- _Objective_: Tell how many lines contain the word "that". Reply with the number only.

- _Stored rows_:
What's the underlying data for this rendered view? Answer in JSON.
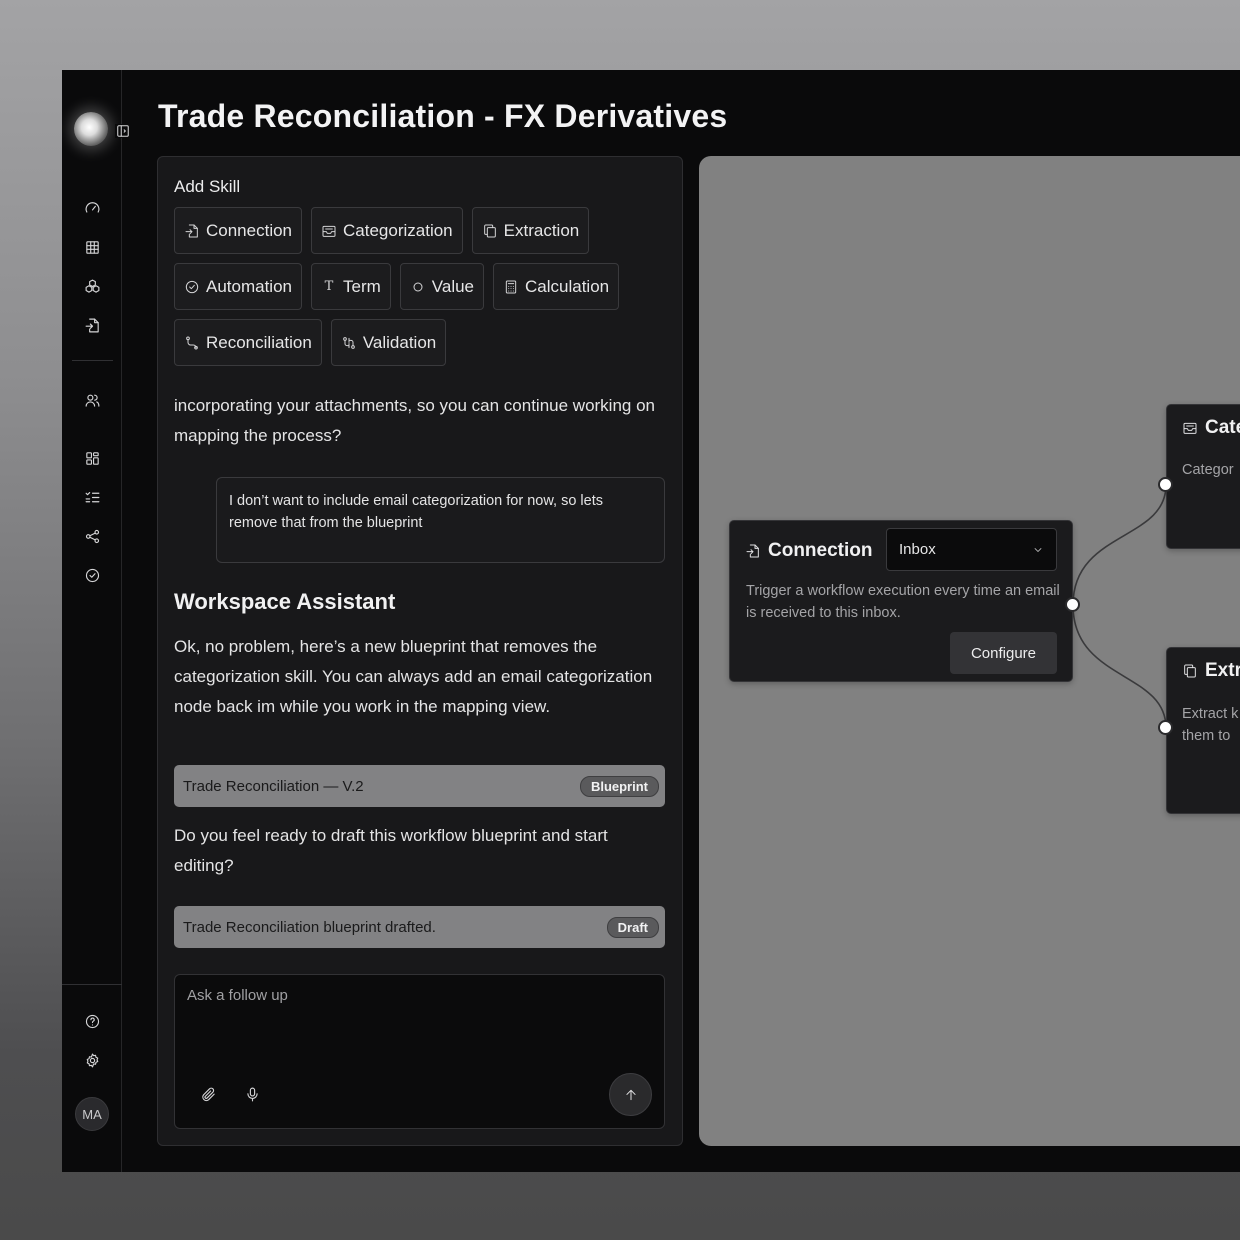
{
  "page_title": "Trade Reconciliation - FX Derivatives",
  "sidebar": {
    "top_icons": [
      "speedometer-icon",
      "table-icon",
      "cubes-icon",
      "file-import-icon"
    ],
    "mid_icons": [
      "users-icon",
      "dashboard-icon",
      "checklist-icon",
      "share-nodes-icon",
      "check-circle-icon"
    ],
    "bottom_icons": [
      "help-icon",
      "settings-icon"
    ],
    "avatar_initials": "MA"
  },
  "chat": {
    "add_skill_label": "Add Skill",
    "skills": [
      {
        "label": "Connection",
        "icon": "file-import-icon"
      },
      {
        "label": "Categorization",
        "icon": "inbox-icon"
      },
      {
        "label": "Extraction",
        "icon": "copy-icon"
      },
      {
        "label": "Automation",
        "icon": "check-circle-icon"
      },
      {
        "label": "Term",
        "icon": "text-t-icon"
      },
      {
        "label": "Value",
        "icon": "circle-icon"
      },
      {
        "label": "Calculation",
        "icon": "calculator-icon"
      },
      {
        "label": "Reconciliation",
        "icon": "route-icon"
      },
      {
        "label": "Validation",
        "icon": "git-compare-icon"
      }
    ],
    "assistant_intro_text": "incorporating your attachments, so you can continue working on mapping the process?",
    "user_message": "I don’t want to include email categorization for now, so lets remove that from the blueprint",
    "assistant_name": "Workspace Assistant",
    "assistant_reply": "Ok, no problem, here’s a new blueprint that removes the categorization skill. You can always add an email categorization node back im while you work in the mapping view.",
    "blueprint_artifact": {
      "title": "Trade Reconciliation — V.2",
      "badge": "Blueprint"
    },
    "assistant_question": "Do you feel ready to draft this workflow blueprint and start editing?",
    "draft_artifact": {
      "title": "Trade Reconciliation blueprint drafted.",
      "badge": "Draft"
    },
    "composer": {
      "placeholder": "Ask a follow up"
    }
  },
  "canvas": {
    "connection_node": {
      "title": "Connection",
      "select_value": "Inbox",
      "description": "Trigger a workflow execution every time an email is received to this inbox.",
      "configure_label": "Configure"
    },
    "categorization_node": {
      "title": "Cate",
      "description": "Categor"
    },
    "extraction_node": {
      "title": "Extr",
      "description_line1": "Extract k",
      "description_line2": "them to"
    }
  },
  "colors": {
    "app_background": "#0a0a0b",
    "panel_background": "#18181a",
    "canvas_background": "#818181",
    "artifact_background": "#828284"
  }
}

- _Exercise solution_: 2